Retype every entry exactly, character for character.

>> START RECORDS FOR THE TASK

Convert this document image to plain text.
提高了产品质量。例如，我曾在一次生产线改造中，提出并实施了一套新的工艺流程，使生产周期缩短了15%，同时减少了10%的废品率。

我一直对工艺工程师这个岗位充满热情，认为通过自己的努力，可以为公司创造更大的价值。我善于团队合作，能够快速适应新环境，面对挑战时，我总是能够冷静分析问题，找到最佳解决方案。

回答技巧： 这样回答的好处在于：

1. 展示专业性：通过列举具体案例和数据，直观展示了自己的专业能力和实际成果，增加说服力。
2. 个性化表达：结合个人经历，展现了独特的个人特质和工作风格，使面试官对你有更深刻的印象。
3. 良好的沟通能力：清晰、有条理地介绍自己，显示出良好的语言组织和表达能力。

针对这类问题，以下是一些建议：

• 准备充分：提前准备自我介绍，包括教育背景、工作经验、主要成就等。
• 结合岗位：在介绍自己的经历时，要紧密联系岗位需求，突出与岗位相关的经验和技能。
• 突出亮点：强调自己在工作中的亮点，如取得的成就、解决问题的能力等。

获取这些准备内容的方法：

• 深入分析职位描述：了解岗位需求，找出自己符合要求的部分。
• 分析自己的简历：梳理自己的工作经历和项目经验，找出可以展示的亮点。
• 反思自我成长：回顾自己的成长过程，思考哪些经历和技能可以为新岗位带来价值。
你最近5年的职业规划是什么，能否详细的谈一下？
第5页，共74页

>> END RECORDS FOR THE TASK

§ **OUTPUT BELOW**:
Convert this document image to plain text.
提高了产品质量。例如，我曾在一次生产线改造中，提出并实施了一套新的工艺流程，使生产周期缩短了15%，同时减少了10%的废品率。

我一直对工艺工程师这个岗位充满热情，认为通过自己的努力，可以为公司创造更大的价值。我善于团队合作，能够快速适应新环境，面对挑战时，我总是能够冷静分析问题，找到最佳解决方案。

回答技巧： 这样回答的好处在于：

1. 展示专业性：通过列举具体案例和数据，直观展示了自己的专业能力和实际成果，增加说服力。
2. 个性化表达：结合个人经历，展现了独特的个人特质和工作风格，使面试官对你有更深刻的印象。
3. 良好的沟通能力：清晰、有条理地介绍自己，显示出良好的语言组织和表达能力。

针对这类问题，以下是一些建议：

• 准备充分：提前准备自我介绍，包括教育背景、工作经验、主要成就等。
• 结合岗位：在介绍自己的经历时，要紧密联系岗位需求，突出与岗位相关的经验和技能。
• 突出亮点：强调自己在工作中的亮点，如取得的成就、解决问题的能力等。

获取这些准备内容的方法：

• 深入分析职位描述：了解岗位需求，找出自己符合要求的部分。
• 分析自己的简历：梳理自己的工作经历和项目经验，找出可以展示的亮点。
• 反思自我成长：回顾自己的成长过程，思考哪些经历和技能可以为新岗位带来价值。
你最近5年的职业规划是什么，能否详细的谈一下？
第5页，共74页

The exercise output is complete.